> [Task goal]
Go through the records line by line and work out how many lines hold the word "have". Answer with the number only.
==================================================
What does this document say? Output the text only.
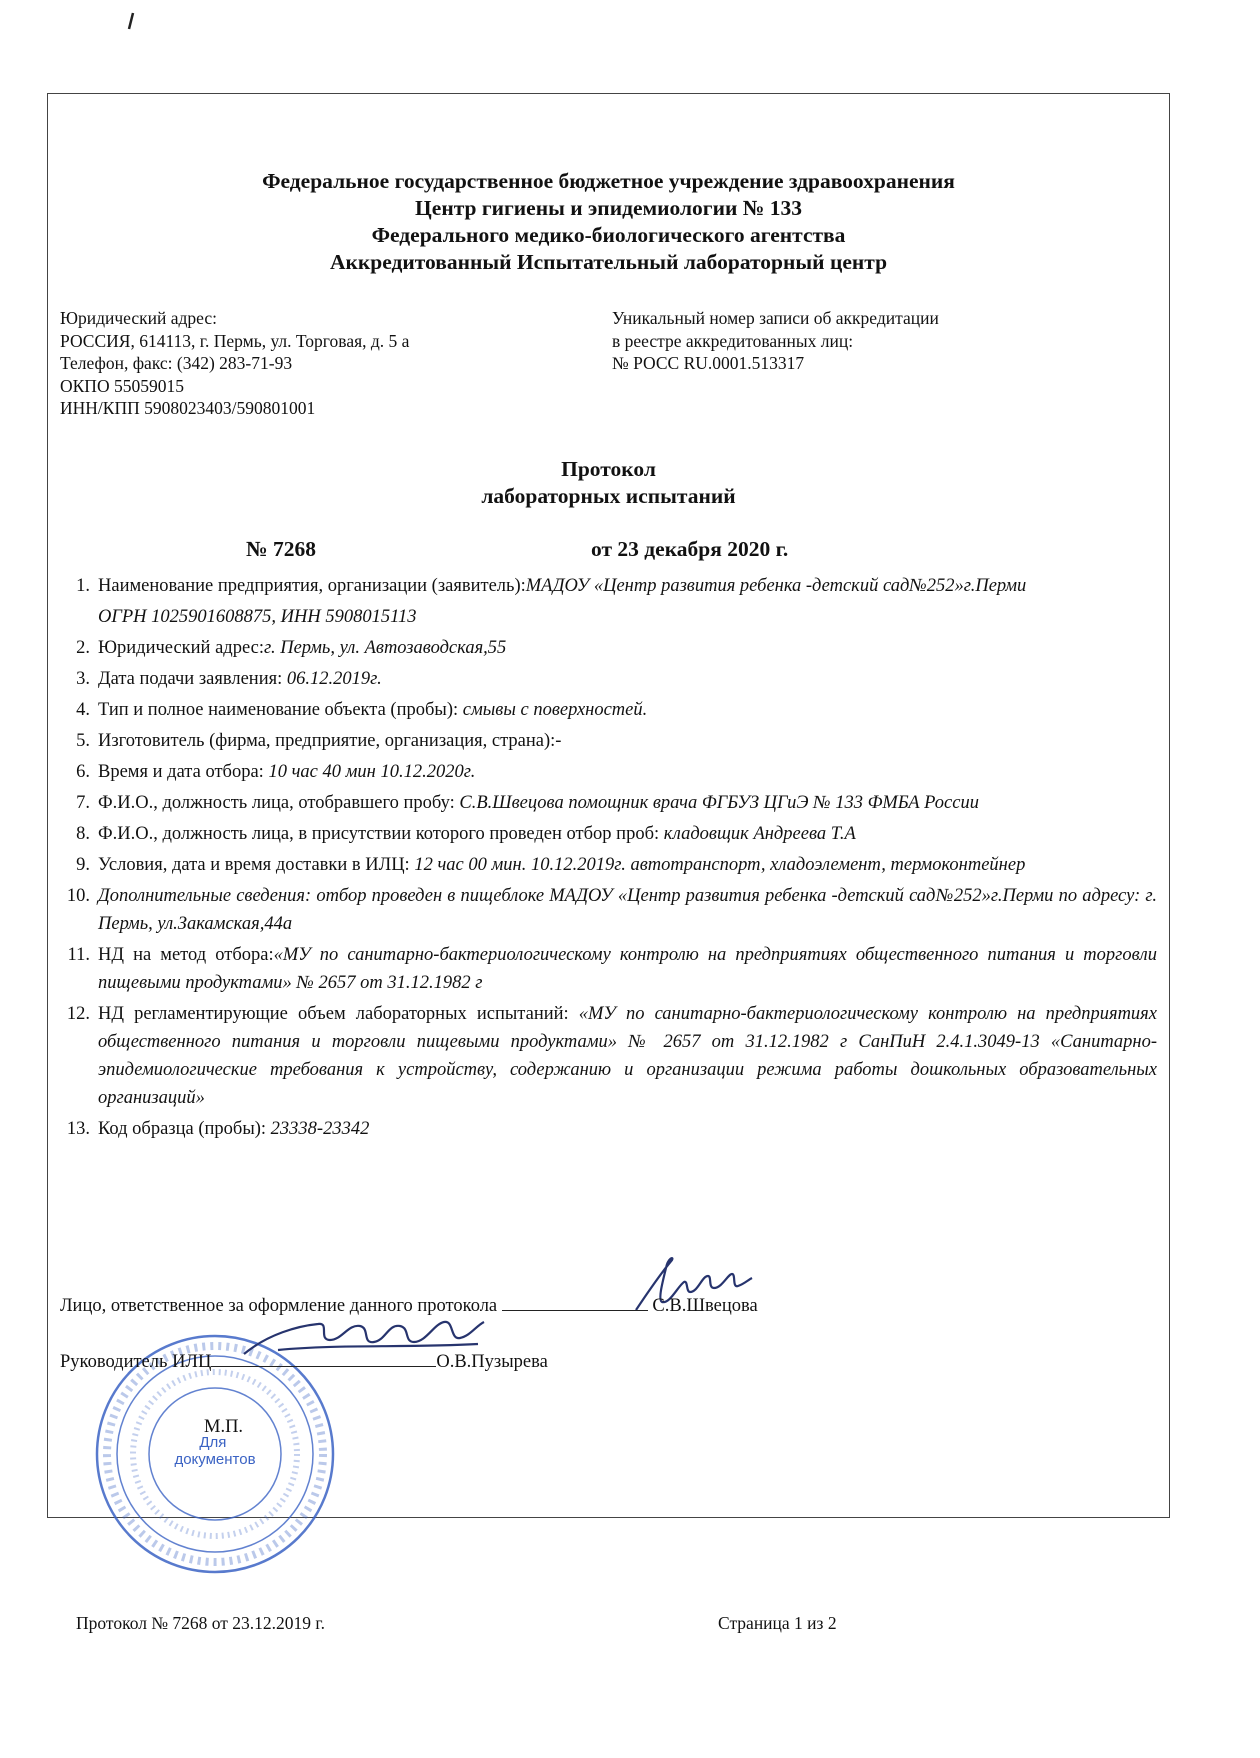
Федеральное государственное бюджетное учреждение здравоохранения
Центр гигиены и эпидемиологии № 133
Федерального медико-биологического агентства
Аккредитованный Испытательный лабораторный центр
Юридический адрес:
РОССИЯ, 614113, г. Пермь, ул. Торговая, д. 5 а
Телефон, факс: (342) 283-71-93
ОКПО 55059015
ИНН/КПП 5908023403/590801001
Уникальный номер записи об аккредитации
в реестре аккредитованных лиц:
№ РОСС RU.0001.513317
Протокол
лабораторных испытаний
№ 7268	от 23 декабря 2020 г.
1. Наименование предприятия, организации (заявитель):МАДОУ «Центр развития ребенка -детский сад№252»г.Перми
ОГРН 1025901608875, ИНН 5908015113
2. Юридический адрес:г. Пермь, ул. Автозаводская,55
3. Дата подачи заявления: 06.12.2019г.
4. Тип и полное наименование объекта (пробы): смывы с поверхностей.
5. Изготовитель (фирма, предприятие, организация, страна):-
6. Время и дата отбора: 10 час 40 мин 10.12.2020г.
7. Ф.И.О., должность лица, отобравшего пробу: С.В.Швецова помощник врача ФГБУЗ ЦГиЭ № 133 ФМБА России
8. Ф.И.О., должность лица, в присутствии которого проведен отбор проб: кладовщик Андреева Т.А
9. Условия, дата и время доставки в ИЛЦ: 12 час 00 мин. 10.12.2019г. автотранспорт, хладоэлемент, термоконтейнер
10. Дополнительные сведения: отбор проведен в пищеблоке МАДОУ «Центр развития ребенка -детский сад№252»г.Перми по адресу: г. Пермь, ул.Закамская,44а
11. НД на метод отбора:«МУ по санитарно-бактериологическому контролю на предприятиях общественного питания и торговли пищевыми продуктами» № 2657 от 31.12.1982 г
12. НД регламентирующие объем лабораторных испытаний: «МУ по санитарно-бактериологическому контролю на предприятиях общественного питания и торговли пищевыми продуктами» № 2657 от 31.12.1982 г СанПиН 2.4.1.3049-13 «Санитарно-эпидемиологические требования к устройству, содержанию и организации режима работы дошкольных образовательных организаций»
13. Код образца (пробы): 23338-23342
Для документов
Лицо, ответственное за оформление данного протокола	С.В.Швецова
Руководитель ИЛЦ	О.В.Пузырева
М.П.
Протокол № 7268 от 23.12.2019 г.	Страница 1 из 2
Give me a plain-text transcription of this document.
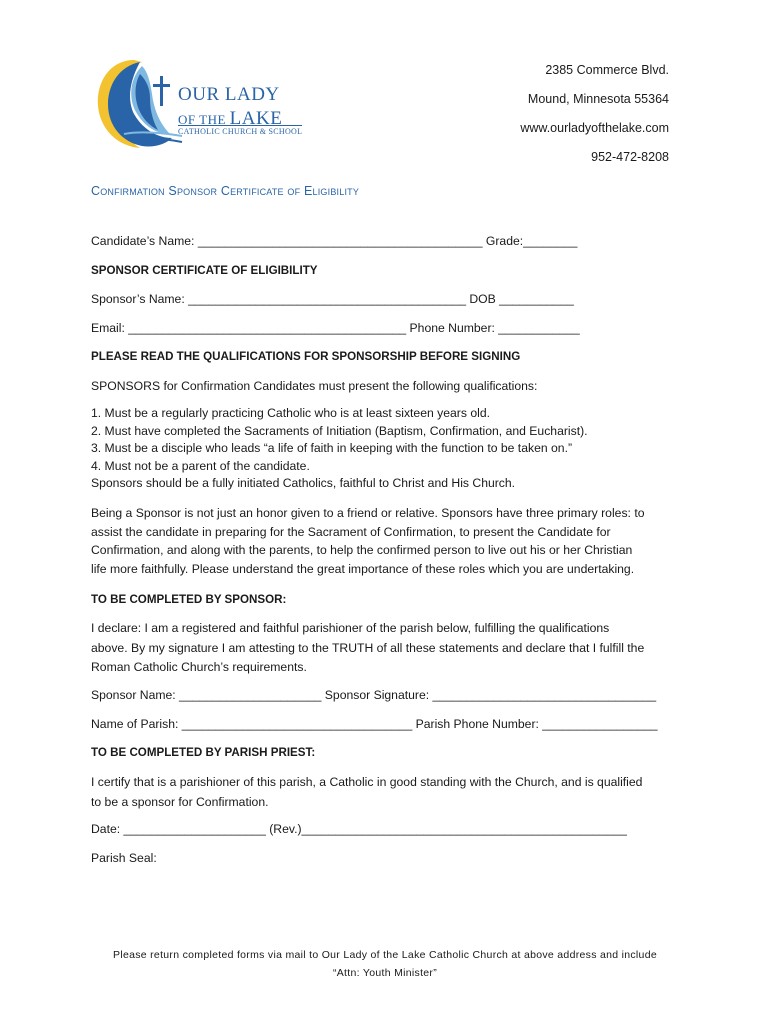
OUR LADY
OF THE LAKE
CATHOLIC CHURCH & SCHOOL
2385 Commerce Blvd.
Mound, Minnesota 55364
www.ourladyofthelake.com
952-472-8208
Confirmation Sponsor Certificate of Eligibility
Candidate’s Name: __________________________________________ Grade:________
SPONSOR CERTIFICATE OF ELIGIBILITY
Sponsor’s Name: _________________________________________ DOB ___________
Email: _________________________________________ Phone Number: ____________
PLEASE READ THE QUALIFICATIONS FOR SPONSORSHIP BEFORE SIGNING
SPONSORS for Confirmation Candidates must present the following qualifications:
1. Must be a regularly practicing Catholic who is at least sixteen years old.
2. Must have completed the Sacraments of Initiation (Baptism, Confirmation, and Eucharist).
3. Must be a disciple who leads “a life of faith in keeping with the function to be taken on.”
4. Must not be a parent of the candidate.
Sponsors should be a fully initiated Catholics, faithful to Christ and His Church.
Being a Sponsor is not just an honor given to a friend or relative. Sponsors have three primary roles: to
assist the candidate in preparing for the Sacrament of Confirmation, to present the Candidate for
Confirmation, and along with the parents, to help the confirmed person to live out his or her Christian
life more faithfully. Please understand the great importance of these roles which you are undertaking.
TO BE COMPLETED BY SPONSOR:
I declare: I am a registered and faithful parishioner of the parish below, fulfilling the qualifications
above. By my signature I am attesting to the TRUTH of all these statements and declare that I fulfill the
Roman Catholic Church’s requirements.
Sponsor Name: _____________________ Sponsor Signature: _________________________________
Name of Parish: __________________________________ Parish Phone Number: _________________
TO BE COMPLETED BY PARISH PRIEST:
I certify that is a parishioner of this parish, a Catholic in good standing with the Church, and is qualified
to be a sponsor for Confirmation.
Date: _____________________ (Rev.)________________________________________________
Parish Seal:
Please return completed forms via mail to Our Lady of the Lake Catholic Church at above address and include
“Attn: Youth Minister”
==================================================
> [Solution to the exercise]
2